#### Text block

Posted: Sat Oct 02, 2010 1:23 am
by abalfazl
UTF-8 uses two bytes.

I want to know what is the purpose and mission of each bytes?

Re: UFT-8

Posted: Sat Oct 02, 2010 6:19 am
by Eran

Re: UFT-8

Posted: Sat Oct 02, 2010 9:15 am
by abalfazl
For any character equal to or below 127 (hex 0x7F), the UTF-8 representation is one byte. It is just the lowest 7 bits of the full unicode value. This is also the same as the ASCII value.

For characters equal to or below 2047 (hex 0x07FF), the UTF-8 representation is spread across two bytes. The first byte will have the two high bits set and the third bit clear (i.e. 0xC2 to 0xDF). The second byte will have the top bit set and the second bit clear (i.e. 0x80 to 0xBF).

########

**Given task 1**
Locate each line in the records that contains the string "thread" and copy those lines.

#### Data listing

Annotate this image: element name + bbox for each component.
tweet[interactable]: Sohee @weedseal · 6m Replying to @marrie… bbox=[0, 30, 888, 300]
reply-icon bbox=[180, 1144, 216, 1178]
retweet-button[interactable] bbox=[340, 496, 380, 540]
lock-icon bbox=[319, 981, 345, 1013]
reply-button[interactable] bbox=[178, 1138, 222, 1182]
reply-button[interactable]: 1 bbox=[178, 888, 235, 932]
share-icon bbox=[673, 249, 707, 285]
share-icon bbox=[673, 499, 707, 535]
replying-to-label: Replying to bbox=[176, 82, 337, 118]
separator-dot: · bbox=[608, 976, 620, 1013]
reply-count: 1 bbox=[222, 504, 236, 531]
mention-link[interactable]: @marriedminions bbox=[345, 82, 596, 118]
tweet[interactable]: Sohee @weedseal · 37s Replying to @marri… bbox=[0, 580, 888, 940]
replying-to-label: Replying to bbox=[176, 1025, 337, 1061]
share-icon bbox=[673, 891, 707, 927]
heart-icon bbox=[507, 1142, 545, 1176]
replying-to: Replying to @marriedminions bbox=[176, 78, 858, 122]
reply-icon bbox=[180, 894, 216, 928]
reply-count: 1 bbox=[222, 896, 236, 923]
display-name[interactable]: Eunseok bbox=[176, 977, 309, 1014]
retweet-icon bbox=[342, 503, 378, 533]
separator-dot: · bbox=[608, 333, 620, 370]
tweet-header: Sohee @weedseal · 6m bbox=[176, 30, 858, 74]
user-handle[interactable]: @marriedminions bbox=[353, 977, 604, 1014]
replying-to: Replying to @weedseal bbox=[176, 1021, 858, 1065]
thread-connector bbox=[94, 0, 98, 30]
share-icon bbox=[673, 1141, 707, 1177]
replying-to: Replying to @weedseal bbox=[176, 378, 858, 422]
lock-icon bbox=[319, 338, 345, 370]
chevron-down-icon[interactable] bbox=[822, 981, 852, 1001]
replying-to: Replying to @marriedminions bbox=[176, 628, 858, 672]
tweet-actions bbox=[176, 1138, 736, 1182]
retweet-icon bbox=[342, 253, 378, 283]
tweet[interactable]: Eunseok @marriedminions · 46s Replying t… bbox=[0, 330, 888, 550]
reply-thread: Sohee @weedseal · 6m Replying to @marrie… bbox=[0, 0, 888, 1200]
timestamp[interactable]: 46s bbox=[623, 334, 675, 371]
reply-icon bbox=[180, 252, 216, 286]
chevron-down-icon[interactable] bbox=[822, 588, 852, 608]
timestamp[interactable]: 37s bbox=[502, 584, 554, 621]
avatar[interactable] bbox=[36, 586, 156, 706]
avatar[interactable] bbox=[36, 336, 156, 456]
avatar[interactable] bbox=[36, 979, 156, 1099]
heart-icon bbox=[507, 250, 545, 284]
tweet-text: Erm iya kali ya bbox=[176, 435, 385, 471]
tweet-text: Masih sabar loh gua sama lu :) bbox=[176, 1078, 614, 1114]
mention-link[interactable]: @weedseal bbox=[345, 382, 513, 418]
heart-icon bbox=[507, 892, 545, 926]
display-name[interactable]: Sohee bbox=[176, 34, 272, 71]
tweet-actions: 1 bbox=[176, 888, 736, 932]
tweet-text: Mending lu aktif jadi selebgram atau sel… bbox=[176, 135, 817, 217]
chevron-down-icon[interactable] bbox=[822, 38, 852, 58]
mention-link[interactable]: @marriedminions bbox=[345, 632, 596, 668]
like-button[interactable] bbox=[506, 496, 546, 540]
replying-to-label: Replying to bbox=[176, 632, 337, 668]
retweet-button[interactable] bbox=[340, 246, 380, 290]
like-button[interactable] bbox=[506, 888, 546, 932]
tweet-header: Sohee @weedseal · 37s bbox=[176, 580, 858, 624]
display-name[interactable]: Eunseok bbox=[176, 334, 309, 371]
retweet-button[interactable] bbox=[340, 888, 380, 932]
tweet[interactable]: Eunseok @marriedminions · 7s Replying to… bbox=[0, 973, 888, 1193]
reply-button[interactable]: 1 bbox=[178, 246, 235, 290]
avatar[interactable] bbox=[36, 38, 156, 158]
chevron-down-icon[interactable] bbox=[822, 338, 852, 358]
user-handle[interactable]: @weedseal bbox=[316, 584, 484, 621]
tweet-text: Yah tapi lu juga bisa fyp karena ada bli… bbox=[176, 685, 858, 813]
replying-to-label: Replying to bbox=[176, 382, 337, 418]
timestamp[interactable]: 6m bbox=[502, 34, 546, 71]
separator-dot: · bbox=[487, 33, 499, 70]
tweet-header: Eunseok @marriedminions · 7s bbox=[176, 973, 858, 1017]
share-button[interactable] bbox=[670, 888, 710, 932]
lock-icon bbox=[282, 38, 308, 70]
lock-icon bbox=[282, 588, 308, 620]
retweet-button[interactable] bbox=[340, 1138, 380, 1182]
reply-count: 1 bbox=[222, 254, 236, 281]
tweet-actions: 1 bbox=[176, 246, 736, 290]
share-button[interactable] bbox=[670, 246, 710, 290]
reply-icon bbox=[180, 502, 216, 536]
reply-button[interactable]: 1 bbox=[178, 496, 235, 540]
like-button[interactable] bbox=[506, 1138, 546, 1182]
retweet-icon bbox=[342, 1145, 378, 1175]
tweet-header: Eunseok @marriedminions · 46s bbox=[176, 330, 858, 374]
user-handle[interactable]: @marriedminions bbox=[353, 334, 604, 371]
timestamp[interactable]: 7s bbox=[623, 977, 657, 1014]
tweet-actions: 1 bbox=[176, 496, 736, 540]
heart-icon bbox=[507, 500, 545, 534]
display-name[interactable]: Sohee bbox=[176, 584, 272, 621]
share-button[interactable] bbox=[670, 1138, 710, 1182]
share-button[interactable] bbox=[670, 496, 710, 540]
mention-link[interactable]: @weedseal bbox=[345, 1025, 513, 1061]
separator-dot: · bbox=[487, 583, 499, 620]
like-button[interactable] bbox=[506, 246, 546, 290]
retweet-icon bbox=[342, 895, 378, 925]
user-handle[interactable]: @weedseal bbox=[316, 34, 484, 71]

########

**Given task 2**
Decide whether each statement below agrees with the UTF-8 discussion, answering yes or no and quoting the deciding words from it: (a) a character equal to or below 127 takes one byte in UTF-8; (b) in a two-byte character, the second byte has its top two bits set; (c) the one-byte representation is the same as the ASCII value.

**Worked answer 1**
thread-connector bbox=[94, 0, 98, 30]
reply-thread: Sohee @weedseal · 6m Replying to @marrie… bbox=[0, 0, 888, 1200]

**Worked answer 2**
(a) Yes: "For any character equal to or below 127 (hex 0x7F), the UTF-8 representation is one byte."
(b) No: "The second byte will have the top bit set and the second bit clear (i.e. 0x80 to 0xBF)."
(c) Yes: "This is also the same as the ASCII value."